_TEXT BLOCK_:
↓↓↓

Overview

A Safety Evaluation of ECG Intervals and Blood Pressure in Normal Healthy Volunteers After Use of Nebivolol, Atenolol, Moxifloxacin, or Placebo

Status:
Completed
Trial end date:
2003-07-01
Target enrollment:
0
Participant gender:
All
Summary
Nebivolol is one of a class of drugs known as beta-blockers. These drugs are useful in the treatment of high blood pressure, angina, abnormal heart rhythms and following a heart attack. The purpose of this study is to explore the potential of nebivolol to cause a certain type of abnormal heart rhythm, known as QTc prolongation. The potential of nebivolol to cause this adverse event will be compared to three other drugs: atenolol, a beta-blocker approved by the FDA; Avelox (moxifloxacin), an anti-biotic approved for use by the FDA which is known to cause QTc prolongation; and placebo, a drug look-alike that contains no drug. The working hypothesis was that 20 or 40 mg of nebivolol would not prolong corrected QT intervals measured during peak nebivolol concentrations (i.e., 2 hours after dosing) on Day 7.
Phase:
Phase 1
Accepts Healthy Volunteers?
Accepts Healthy Volunteers
Details
Lead Sponsor:
Mylan Bertek Pharmaceuticals
Treatments:
Atenolol
Fluoroquinolones
Moxifloxacin
Nebivolol
Norgestimate, ethinyl estradiol drug combination
Criteria
Inclusion Criteria:

- Men and nonpregnant, nonlactating women were 18 years or older.

- Women declaring postmenopausal or surgical sterility.

- Women of childbearing potential who had a negative serum HCG within 2 weeks of dosing.

- Male subjects weighed at least 60 kg (132 lb), and female subjects weighed at least 48
kg (106 lb). All volunteers weighed within 15% of their ideal body weight (IBW).

Exclusion Criteria:

- Institutionalized

- Reported or was known to have done the following:

- Used any tobacco product.

- Ingested any alcoholic, caffeine or xanthine containing food or beverage within
the 48 hours prior to the initial dose of study medication

- Consumed grapefruit or grapefruit containing products within 7 days prior to the
initial dose of study medication.

↑↑↑

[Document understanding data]
↓↓↓

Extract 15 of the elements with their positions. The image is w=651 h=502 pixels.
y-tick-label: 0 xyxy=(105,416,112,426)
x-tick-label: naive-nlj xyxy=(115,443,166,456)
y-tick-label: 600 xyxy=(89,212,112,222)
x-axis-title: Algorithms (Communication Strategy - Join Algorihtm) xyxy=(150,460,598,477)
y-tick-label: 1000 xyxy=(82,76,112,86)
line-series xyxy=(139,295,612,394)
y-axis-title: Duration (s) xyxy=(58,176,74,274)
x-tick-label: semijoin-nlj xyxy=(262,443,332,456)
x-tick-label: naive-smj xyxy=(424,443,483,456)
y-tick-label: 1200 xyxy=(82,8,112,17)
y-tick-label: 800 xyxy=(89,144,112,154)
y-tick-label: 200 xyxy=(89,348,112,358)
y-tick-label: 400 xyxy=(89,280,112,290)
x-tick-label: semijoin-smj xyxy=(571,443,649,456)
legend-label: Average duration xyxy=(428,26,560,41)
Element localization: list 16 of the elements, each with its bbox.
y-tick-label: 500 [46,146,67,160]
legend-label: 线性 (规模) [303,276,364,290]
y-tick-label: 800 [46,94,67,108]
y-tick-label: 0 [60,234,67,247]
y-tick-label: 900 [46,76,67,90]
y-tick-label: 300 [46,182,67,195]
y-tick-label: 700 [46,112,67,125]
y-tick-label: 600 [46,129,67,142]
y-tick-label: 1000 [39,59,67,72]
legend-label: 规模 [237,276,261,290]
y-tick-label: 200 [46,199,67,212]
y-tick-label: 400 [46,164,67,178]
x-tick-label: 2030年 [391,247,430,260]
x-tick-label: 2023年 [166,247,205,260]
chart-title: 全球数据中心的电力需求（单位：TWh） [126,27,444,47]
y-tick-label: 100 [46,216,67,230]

↑↑↑

_QUESTIONS TO ANSWER_:
a – Answer these questions about the nebivolol trial listing:
(i) Who is the lead sponsor?
(ii) What is the minimum weight for male subjects?
(iii) How many days before the initial dose of study medication must subjects have avoided grapefruit?
b – Please proceed with the nebivolol trial listing, carrying it on from where it stops.
The data has no role in any of this.

_ANSWERS TO THE EXERCISE_:
a –
(i) Mylan Bertek Pharmaceuticals
(ii) 60 kg (132 lb)
(iii) 7 days

b –
- Ingested any vitamins or herbal products within the 48 hours prior to the initial
dose of study medication.

- Recently changed dietary or exercise habits significantly

- Used any medication (including over-the-counter [OTC]) within the 14 days prior to the
initial dose of study medication.

- Used any medication known to alter hepatic enzyme activity within 28 days prior to the
initial dose of study medication.

- Received an investigational drug within 30 days prior to the initial dose of study
medication.

- History of any significant cardiovascular, hepatic, renal, pulmonary, hematologic,
gastrointestinal, endocrine, immunologic, dermatologic, or neurologic disease.

- History of drug and/or alcohol abuse within 1 year prior to the study.

- Acute illness at the time of either the pre study medical evaluation or dosing.

- Any laboratory results deemed clinically significant by the physician.

- Abnormal and clinically relevant ECG tracing.

- Donated or lost a significant volume of blood or plasma (>450 mL) within 28 days prior
to the initial dose of study medication.

- Allergic or hypersensitive to nebivolol, atenolol, or other β blocking drugs or to
moxifloxacin or other quinolone antibiotics.

- History of seizures or cerebrovascular disease.